[begin Provided passage]

# Glue Studio Notebook
You are now running a **Glue Studio** notebook; before you can start using your notebook you *must* start an interactive session.

## Available Magics
|          Magic              |   Type       |                                                                        Description                                                                        |
|-----------------------------|--------------|-----------------------------------------------------------------------------------------------------------------------------------------------------------|
| %%configure                 |  Dictionary  |  A json-formatted dictionary consisting of all configuration parameters for a session. Each parameter can be specified here or through individual magics. |
| %profile                    |  String      |  Specify a profile in your aws configuration to use as the credentials provider.                                                                          |
| %iam_role                   |  String      |  Specify an IAM role to execute your session with.                                                                                                        |
| %region                     |  String      |  Specify the AWS region in which to initialize a session.                                                                                                 |
| %session_id                 |  String      |  Returns the session ID for the running session.                                                                                                          |
| %connections                |  List        |  Specify a comma separated list of connections to use in the session.                                                                                     |
| %additional_python_modules  |  List        |  Comma separated list of pip packages, s3 paths or private pip arguments.                                                                                 |
| %extra_py_files             |  List        |  Comma separated list of additional Python files from S3.                                                                                                 |
| %extra_jars                 |  List        |  Comma separated list of additional Jars to include in the cluster.                                                                                       |
| %number_of_workers          |  Integer     |  The number of workers of a defined worker_type that are allocated when a job runs. worker_type must be set too.                                          |
| %glue_version               |  String      |  The version of Glue to be used by this session. Currently, the only valid options are 2.0 and 3.0 (eg: %glue_version 2.0).                               |
| %security_config            |  String      |  Define a security configuration to be used with this session.                                                                                            |
| %sql                        |  String      |  Run SQL code. All lines after the initial %%sql magic will be passed as part of the SQL code.                                                            |
| %streaming                  |  String      |  Changes the session type to Glue Streaming.                                                                                                              |
| %etl                        |  String      |  Changes the session type to Glue ETL.                                                                                                                    |
| %status                     |              |  Returns the status of the current Glue session including its duration, configuration and executing user / role.                                          |
| %stop_session               |              |  Stops the current session.                                                                                                                               |
| %list_sessions              |              |  Lists all currently running sessions by name and ID.                                                                                                     |
| %worker_type                |  String      |  Standard, G.1X, *or* G.2X. number_of_workers must be set too. Default is G.1X.                                                                           |
| %spark_conf                 |  String      |  Specify custom spark configurations for your session. E.g. %spark_conf spark.serializer=org.apache.spark.serializer.KryoSerializer.                      |

## STEPS

### 1- Upload data to S3
### 2- Create glue connector pointing to redshift cluster
### 3- Grant role with policies to glue ( Passrole, GlueServiceRole, s3 access)

[end Provided passage]
[begin Given information]

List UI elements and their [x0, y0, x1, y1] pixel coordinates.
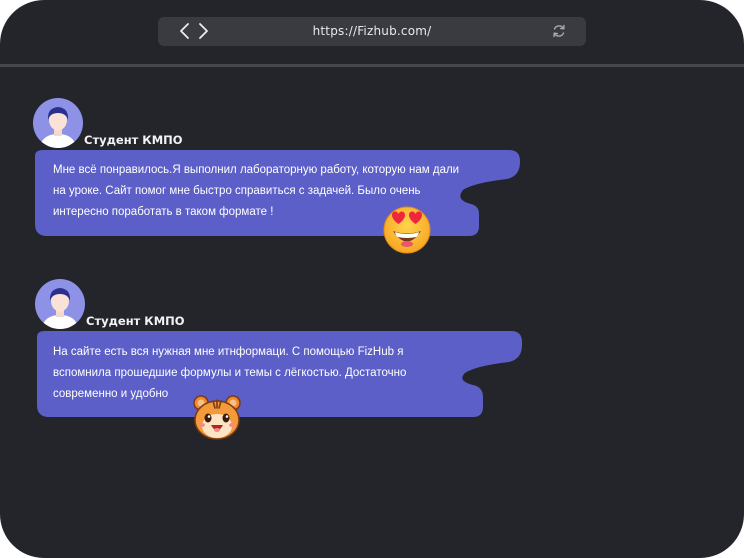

[end Given information]

Set problem 1: Update the Glue Studio notebook page from "# Glue Studio" up to and including "an interactive session.", replacing "interactive session" with "Glue interactive session".
Set problem 2: According to the Glue Studio notebook page, what is the default value for %worker_type?
You won't need the lines to complete these tasks.

Complete answer 1:
# Glue Studio Notebook
You are now running a **Glue Studio** notebook; before you can start using your notebook you *must* start an Glue interactive session.

Complete answer 2: G.1X